* START PROVIDED ENTRIES *

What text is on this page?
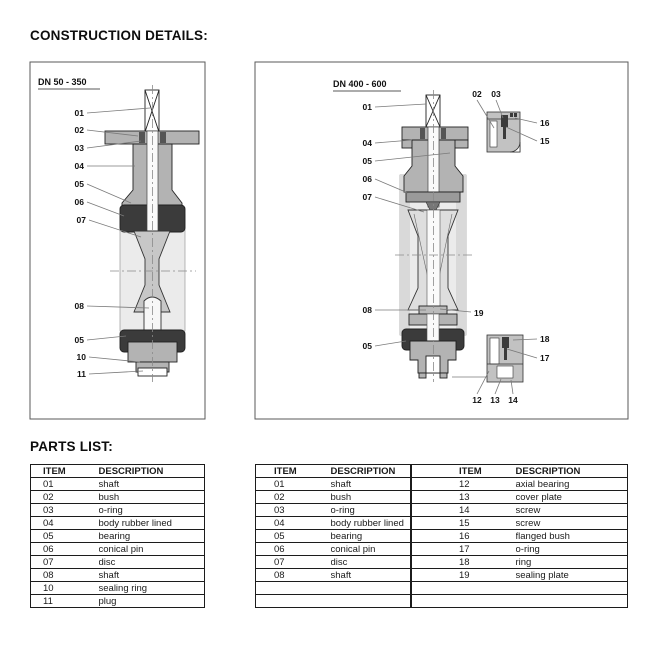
CONSTRUCTION DETAILS:
DN 50 - 350	DN 400 - 600
01
02
03
04
05
06
07
08
05
10
11
01
04
05
06
07
08
05
19
02 03
16
15
18
17
12 13 14
PARTS LIST:
ITEM	DESCRIPTION
01	shaft
02	bush
03	o-ring
04	body rubber lined
05	bearing
06	conical pin
07	disc
08	shaft
10	sealing ring
11	plug
ITEM	DESCRIPTION
01	shaft
02	bush
03	o-ring
04	body rubber lined
05	bearing
06	conical pin
07	disc
08	shaft

ITEM	DESCRIPTION
12	axial bearing
13	cover plate
14	screw
15	screw
16	flanged bush
17	o-ring
18	ring
19	sealing plate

* END PROVIDED ENTRIES *

Retype the data above exactly; pictures are not part of the copy.

What text is on this page?
CONSTRUCTION DETAILS:
DN 50 - 350	DN 400 - 600
01
02
03
04
05
06
07
08
05
10
11
01
04
05
06
07
08
05
19
02 03
16
15
18
17
12 13 14
PARTS LIST:
ITEM	DESCRIPTION
01	shaft
02	bush
03	o-ring
04	body rubber lined
05	bearing
06	conical pin
07	disc
08	shaft
10	sealing ring
11	plug
ITEM	DESCRIPTION
01	shaft
02	bush
03	o-ring
04	body rubber lined
05	bearing
06	conical pin
07	disc
08	shaft

ITEM	DESCRIPTION
12	axial bearing
13	cover plate
14	screw
15	screw
16	flanged bush
17	o-ring
18	ring
19	sealing plate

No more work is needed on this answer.